- _Direction_: Your task is to print every entry below exactly as given.

(Records from a collection)
>>
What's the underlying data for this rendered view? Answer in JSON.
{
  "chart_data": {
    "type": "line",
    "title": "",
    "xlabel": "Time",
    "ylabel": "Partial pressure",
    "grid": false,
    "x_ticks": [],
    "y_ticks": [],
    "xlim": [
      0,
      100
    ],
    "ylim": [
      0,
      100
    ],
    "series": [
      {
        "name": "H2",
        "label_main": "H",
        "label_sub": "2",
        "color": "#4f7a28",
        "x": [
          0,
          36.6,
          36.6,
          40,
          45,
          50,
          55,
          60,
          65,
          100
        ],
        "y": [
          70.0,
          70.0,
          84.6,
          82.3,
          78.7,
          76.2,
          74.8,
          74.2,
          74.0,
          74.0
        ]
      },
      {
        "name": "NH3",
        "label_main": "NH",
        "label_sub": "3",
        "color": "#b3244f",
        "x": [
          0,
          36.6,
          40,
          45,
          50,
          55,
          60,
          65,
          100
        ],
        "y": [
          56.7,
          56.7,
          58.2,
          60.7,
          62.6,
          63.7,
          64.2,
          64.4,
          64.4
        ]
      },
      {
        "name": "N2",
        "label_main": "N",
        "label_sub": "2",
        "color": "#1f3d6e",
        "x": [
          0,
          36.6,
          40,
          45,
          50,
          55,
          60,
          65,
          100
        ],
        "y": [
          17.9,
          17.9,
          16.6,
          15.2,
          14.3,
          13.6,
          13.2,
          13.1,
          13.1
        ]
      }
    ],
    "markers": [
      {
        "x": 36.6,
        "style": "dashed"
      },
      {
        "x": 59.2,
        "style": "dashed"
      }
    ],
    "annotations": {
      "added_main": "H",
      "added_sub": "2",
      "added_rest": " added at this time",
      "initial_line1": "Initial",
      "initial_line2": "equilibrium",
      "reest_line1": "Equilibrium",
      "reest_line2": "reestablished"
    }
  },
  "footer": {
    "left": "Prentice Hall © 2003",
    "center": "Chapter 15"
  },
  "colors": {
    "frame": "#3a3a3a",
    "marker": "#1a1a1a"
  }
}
<<
- _Solution below_:
What's the underlying data for this rendered view? Answer in JSON.
{
  "chart_data": {
    "type": "line",
    "title": "",
    "xlabel": "Time",
    "ylabel": "Partial pressure",
    "grid": false,
    "x_ticks": [],
    "y_ticks": [],
    "xlim": [
      0,
      100
    ],
    "ylim": [
      0,
      100
    ],
    "series": [
      {
        "name": "H2",
        "label_main": "H",
        "label_sub": "2",
        "color": "#4f7a28",
        "x": [
          0,
          36.6,
          36.6,
          40,
          45,
          50,
          55,
          60,
          65,
          100
        ],
        "y": [
          70.0,
          70.0,
          84.6,
          82.3,
          78.7,
          76.2,
          74.8,
          74.2,
          74.0,
          74.0
        ]
      },
      {
        "name": "NH3",
        "label_main": "NH",
        "label_sub": "3",
        "color": "#b3244f",
        "x": [
          0,
          36.6,
          40,
          45,
          50,
          55,
          60,
          65,
          100
        ],
        "y": [
          56.7,
          56.7,
          58.2,
          60.7,
          62.6,
          63.7,
          64.2,
          64.4,
          64.4
        ]
      },
      {
        "name": "N2",
        "label_main": "N",
        "label_sub": "2",
        "color": "#1f3d6e",
        "x": [
          0,
          36.6,
          40,
          45,
          50,
          55,
          60,
          65,
          100
        ],
        "y": [
          17.9,
          17.9,
          16.6,
          15.2,
          14.3,
          13.6,
          13.2,
          13.1,
          13.1
        ]
      }
    ],
    "markers": [
      {
        "x": 36.6,
        "style": "dashed"
      },
      {
        "x": 59.2,
        "style": "dashed"
      }
    ],
    "annotations": {
      "added_main": "H",
      "added_sub": "2",
      "added_rest": " added at this time",
      "initial_line1": "Initial",
      "initial_line2": "equilibrium",
      "reest_line1": "Equilibrium",
      "reest_line2": "reestablished"
    }
  },
  "footer": {
    "left": "Prentice Hall © 2003",
    "center": "Chapter 15"
  },
  "colors": {
    "frame": "#3a3a3a",
    "marker": "#1a1a1a"
  }
}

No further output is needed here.